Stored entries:
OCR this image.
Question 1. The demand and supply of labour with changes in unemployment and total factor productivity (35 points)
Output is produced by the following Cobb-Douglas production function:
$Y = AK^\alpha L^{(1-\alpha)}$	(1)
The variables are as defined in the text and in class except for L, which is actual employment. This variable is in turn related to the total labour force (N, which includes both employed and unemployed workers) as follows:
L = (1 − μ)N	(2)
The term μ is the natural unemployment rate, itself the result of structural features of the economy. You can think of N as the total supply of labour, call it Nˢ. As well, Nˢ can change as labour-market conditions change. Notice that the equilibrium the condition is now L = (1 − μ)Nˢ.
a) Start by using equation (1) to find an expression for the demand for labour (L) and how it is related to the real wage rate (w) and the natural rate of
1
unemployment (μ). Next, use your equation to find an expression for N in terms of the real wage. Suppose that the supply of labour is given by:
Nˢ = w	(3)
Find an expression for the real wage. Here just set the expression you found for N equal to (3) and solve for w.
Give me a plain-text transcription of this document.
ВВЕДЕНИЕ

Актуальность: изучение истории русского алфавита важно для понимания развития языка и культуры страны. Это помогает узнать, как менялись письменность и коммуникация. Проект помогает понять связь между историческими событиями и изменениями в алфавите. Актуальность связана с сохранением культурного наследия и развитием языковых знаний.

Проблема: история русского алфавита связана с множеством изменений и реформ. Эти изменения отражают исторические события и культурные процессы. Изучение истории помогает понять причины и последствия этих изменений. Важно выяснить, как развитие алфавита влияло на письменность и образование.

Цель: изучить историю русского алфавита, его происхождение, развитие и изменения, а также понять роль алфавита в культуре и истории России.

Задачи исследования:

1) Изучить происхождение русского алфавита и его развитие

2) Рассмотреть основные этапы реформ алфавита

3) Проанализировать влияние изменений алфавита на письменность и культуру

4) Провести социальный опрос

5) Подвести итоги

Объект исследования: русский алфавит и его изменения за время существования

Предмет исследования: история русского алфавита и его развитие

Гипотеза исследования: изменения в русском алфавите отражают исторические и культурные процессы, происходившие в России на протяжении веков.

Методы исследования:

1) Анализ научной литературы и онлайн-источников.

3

Job: Among the records above, find each line holding the string "алфавита" and pull it out.

In response:
Актуальность: изучение истории русского алфавита важно для понимания развития языка и культуры страны. Это помогает узнать, как менялись письменность и коммуникация. Проект помогает понять связь между историческими событиями и изменениями в алфавите. Актуальность связана с сохранением культурного наследия и развитием языковых знаний.
Проблема: история русского алфавита связана с множеством изменений и реформ. Эти изменения отражают исторические события и культурные процессы. Изучение истории помогает понять причины и последствия этих изменений. Важно выяснить, как развитие алфавита влияло на письменность и образование.
Цель: изучить историю русского алфавита, его происхождение, развитие и изменения, а также понять роль алфавита в культуре и истории России.
1) Изучить происхождение русского алфавита и его развитие
2) Рассмотреть основные этапы реформ алфавита
3) Проанализировать влияние изменений алфавита на письменность и культуру
Предмет исследования: история русского алфавита и его развитие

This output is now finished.